◆ **STORED DATA**
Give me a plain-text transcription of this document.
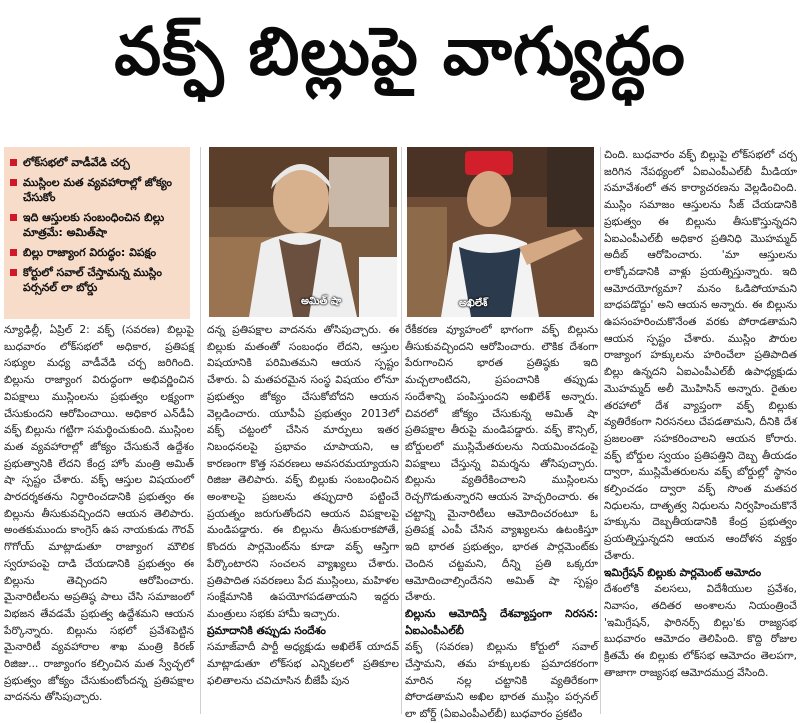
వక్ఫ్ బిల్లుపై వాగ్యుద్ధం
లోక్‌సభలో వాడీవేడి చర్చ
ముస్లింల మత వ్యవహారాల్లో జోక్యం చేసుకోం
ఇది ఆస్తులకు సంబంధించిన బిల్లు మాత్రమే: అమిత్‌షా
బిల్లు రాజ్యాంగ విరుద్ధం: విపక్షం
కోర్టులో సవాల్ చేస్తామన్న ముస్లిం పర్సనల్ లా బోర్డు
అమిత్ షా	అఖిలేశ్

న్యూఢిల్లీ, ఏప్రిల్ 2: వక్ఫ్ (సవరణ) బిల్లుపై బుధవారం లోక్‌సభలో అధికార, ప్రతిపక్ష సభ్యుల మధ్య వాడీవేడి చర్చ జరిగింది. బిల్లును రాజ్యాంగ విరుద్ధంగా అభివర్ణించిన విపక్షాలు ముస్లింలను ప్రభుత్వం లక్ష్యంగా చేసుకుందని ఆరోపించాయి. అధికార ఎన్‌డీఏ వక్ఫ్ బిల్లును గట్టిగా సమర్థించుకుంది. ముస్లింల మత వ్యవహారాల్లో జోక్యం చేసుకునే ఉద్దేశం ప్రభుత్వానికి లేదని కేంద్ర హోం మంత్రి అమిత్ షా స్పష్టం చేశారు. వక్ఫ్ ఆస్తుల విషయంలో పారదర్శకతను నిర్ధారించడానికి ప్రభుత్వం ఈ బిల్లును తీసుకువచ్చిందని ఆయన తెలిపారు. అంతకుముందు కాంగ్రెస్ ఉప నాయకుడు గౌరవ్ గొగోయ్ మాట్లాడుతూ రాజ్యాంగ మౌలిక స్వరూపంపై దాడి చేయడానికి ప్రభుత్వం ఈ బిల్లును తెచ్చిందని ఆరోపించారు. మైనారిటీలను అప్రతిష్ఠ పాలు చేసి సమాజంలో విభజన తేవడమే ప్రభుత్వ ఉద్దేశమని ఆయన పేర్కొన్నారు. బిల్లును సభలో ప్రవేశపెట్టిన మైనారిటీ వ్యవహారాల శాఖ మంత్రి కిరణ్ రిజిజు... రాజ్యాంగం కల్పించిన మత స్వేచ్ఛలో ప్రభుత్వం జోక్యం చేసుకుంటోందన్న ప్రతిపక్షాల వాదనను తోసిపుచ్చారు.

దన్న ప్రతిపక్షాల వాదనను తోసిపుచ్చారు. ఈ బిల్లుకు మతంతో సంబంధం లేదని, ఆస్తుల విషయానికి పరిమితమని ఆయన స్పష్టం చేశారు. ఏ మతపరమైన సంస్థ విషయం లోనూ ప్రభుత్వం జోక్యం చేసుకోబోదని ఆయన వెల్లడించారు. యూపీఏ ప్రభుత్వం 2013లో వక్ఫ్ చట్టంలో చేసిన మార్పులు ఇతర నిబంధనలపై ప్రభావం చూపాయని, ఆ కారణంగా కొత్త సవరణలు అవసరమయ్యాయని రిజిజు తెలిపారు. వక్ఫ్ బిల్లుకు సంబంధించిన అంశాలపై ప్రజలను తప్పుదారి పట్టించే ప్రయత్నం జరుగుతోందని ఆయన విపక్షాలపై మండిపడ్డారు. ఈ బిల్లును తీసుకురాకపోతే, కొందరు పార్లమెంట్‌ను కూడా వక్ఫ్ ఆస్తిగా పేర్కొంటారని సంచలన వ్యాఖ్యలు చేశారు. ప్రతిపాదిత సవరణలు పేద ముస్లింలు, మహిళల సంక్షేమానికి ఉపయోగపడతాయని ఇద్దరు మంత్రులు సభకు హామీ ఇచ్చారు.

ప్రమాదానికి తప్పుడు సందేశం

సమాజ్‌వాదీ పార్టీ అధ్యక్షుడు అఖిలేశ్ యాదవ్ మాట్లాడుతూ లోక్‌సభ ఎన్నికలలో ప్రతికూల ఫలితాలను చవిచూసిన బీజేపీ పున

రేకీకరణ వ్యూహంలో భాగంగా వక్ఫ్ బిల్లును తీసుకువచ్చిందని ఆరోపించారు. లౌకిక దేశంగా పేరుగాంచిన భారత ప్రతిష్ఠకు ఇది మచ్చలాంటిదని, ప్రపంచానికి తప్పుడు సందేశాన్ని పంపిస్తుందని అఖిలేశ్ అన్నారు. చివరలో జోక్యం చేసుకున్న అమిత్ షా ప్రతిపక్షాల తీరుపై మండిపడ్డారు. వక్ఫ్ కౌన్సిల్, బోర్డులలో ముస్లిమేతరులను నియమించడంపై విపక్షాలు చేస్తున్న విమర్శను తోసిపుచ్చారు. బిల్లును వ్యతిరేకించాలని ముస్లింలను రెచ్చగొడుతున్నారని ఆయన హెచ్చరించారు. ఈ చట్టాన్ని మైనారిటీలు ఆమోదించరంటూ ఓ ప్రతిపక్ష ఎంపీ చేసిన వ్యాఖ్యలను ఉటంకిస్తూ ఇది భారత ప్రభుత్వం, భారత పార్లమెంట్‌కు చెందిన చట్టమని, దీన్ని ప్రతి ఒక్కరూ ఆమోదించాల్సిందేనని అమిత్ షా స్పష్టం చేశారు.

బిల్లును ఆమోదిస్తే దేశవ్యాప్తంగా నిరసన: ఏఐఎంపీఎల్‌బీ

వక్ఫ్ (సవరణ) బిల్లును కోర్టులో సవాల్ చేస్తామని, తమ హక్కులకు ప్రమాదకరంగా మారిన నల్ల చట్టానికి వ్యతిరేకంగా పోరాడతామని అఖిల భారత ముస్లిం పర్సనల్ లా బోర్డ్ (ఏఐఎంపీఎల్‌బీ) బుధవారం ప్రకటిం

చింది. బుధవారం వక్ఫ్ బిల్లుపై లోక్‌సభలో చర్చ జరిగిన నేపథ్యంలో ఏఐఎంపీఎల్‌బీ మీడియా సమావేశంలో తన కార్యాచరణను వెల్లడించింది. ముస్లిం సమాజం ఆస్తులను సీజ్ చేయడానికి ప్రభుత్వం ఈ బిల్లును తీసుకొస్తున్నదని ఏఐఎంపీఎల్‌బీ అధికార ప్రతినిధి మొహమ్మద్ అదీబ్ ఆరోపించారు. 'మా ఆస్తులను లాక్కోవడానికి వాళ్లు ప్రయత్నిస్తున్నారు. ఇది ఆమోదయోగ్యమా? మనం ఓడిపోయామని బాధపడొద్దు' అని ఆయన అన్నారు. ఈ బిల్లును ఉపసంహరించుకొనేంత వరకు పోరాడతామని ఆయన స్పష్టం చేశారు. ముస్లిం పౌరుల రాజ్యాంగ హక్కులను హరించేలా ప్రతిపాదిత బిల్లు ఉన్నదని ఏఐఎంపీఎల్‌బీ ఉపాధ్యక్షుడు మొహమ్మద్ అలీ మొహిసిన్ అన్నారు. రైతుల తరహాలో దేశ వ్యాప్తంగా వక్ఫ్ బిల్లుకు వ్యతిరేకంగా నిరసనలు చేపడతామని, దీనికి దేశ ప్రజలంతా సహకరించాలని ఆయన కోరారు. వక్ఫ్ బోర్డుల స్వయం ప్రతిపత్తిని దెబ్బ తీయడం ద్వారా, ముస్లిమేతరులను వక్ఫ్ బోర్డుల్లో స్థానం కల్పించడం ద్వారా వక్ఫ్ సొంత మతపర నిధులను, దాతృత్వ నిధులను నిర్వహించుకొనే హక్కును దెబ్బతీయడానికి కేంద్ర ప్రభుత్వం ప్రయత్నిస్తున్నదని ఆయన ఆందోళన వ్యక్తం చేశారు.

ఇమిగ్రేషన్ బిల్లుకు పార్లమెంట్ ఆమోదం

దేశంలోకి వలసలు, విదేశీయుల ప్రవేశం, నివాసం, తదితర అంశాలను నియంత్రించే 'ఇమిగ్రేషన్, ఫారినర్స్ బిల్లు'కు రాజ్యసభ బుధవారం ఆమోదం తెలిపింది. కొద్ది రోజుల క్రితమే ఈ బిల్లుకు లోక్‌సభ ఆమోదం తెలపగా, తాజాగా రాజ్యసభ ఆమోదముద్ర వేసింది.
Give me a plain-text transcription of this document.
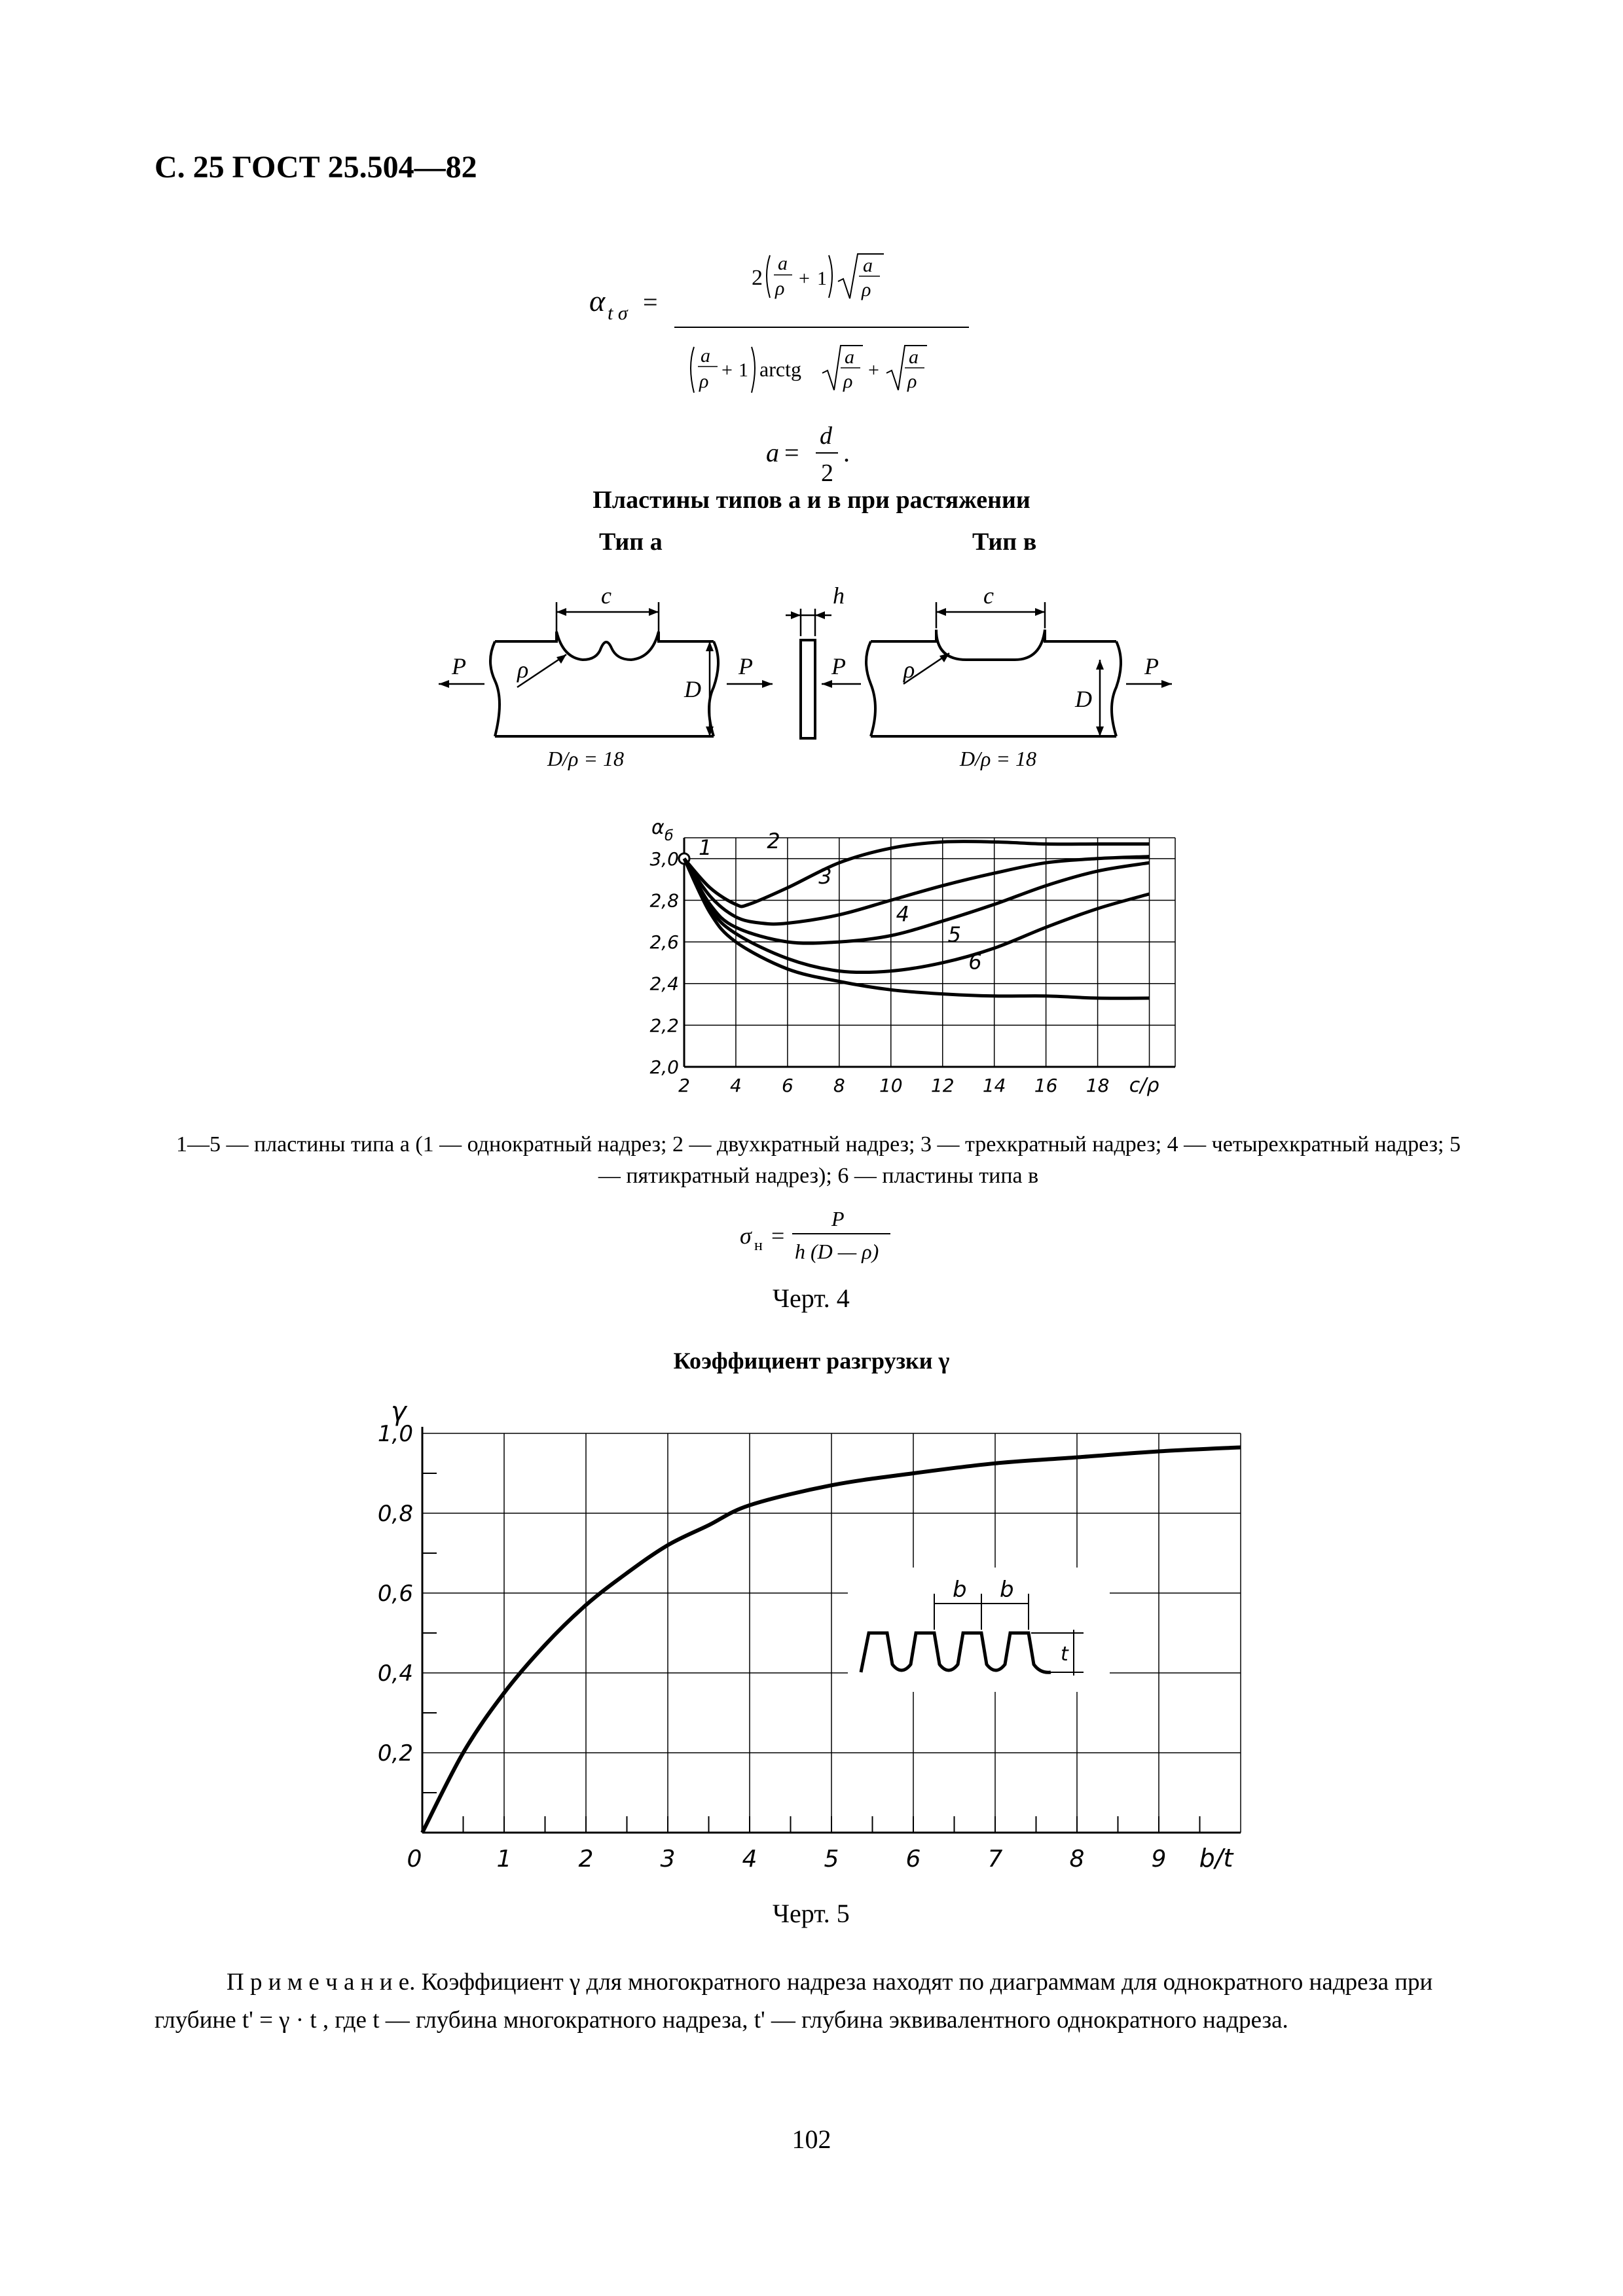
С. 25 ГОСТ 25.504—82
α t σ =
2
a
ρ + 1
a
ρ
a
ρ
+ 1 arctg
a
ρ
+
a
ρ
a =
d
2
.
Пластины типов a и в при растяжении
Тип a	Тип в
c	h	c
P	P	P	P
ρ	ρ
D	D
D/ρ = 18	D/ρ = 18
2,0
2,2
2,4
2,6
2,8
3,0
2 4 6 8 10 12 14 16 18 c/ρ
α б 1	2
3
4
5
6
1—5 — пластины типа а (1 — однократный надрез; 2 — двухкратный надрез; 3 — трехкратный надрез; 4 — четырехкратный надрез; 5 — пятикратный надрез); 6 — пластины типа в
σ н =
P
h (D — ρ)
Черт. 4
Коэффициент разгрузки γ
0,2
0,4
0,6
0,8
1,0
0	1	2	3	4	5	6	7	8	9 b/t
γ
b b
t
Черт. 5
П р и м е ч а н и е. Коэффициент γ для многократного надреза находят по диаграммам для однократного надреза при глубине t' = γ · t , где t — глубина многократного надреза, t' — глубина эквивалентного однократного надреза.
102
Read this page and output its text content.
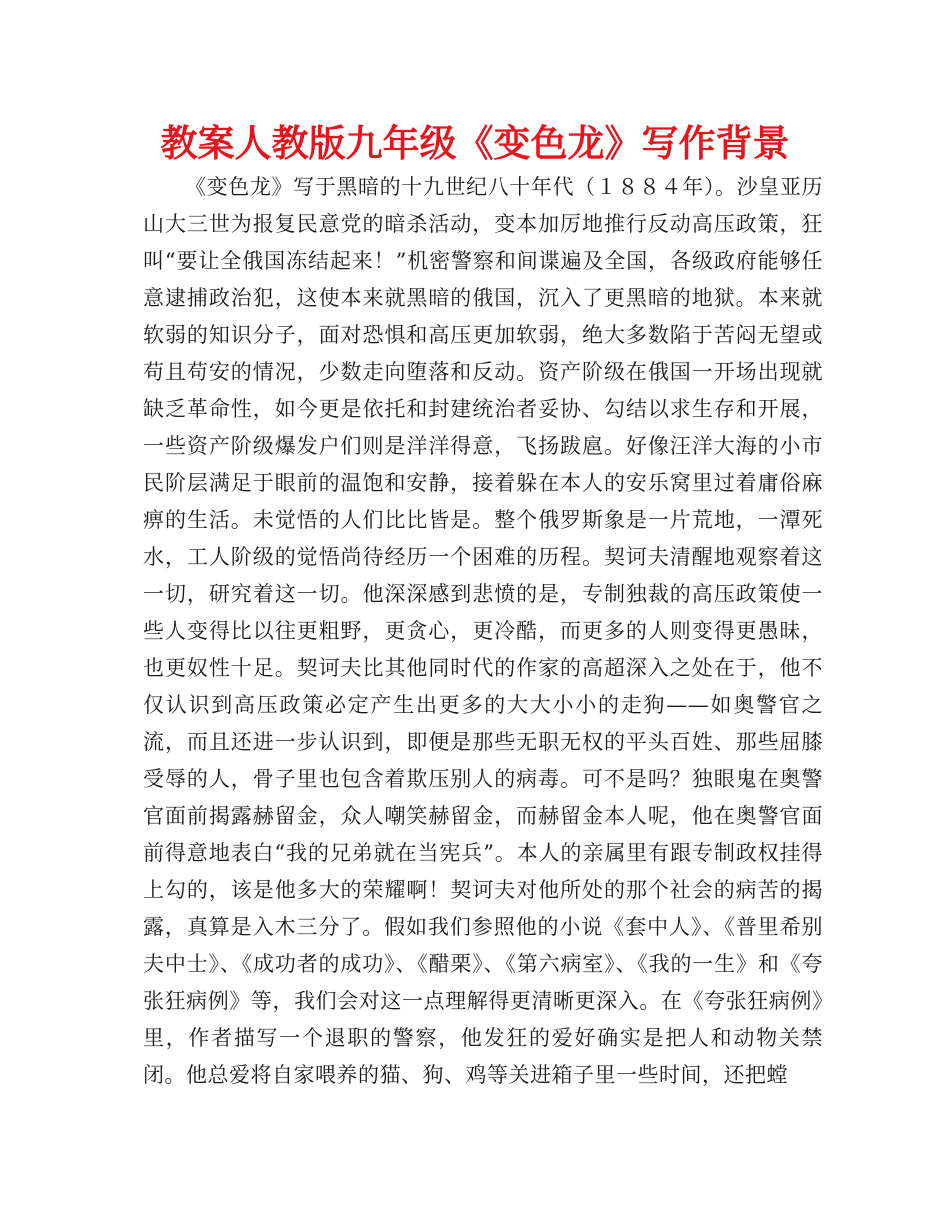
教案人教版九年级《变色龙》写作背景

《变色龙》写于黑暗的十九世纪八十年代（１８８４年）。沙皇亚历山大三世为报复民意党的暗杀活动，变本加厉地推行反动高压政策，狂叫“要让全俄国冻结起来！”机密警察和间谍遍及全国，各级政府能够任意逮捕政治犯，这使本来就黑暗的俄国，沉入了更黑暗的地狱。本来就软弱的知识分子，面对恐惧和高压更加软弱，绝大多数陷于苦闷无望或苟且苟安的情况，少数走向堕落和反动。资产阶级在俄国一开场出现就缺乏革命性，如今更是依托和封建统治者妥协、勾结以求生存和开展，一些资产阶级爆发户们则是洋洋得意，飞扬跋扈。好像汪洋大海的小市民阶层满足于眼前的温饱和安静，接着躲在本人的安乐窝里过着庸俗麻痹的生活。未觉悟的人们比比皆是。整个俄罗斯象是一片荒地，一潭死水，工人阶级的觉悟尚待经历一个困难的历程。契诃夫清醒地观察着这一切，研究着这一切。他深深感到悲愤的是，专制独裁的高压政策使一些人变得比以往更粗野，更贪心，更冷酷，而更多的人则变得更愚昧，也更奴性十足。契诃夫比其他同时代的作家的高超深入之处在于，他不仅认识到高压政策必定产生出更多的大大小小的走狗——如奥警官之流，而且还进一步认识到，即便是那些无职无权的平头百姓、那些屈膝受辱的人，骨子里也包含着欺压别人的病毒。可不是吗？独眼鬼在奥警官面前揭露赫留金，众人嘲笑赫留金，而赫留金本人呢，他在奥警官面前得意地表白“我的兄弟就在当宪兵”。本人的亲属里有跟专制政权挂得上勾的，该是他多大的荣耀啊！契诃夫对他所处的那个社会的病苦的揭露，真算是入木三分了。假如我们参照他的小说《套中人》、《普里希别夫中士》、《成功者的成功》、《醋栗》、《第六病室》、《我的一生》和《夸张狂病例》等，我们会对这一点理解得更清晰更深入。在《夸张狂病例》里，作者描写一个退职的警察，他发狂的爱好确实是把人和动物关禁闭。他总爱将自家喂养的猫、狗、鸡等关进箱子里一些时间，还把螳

◆ **DIRECTIONS FOR THIS TASK**
In the listing above, find the lines holding the word "Коэффициент" and copy them.

◆ **SOLUTION TO THE EXERCISE**
Коэффициент разгрузки γ
П р и м е ч а н и е. Коэффициент γ для многократного надреза находят по диаграммам для однократного надреза при глубине t' = γ · t , где t — глубина многократного надреза, t' — глубина эквивалентного однократного надреза.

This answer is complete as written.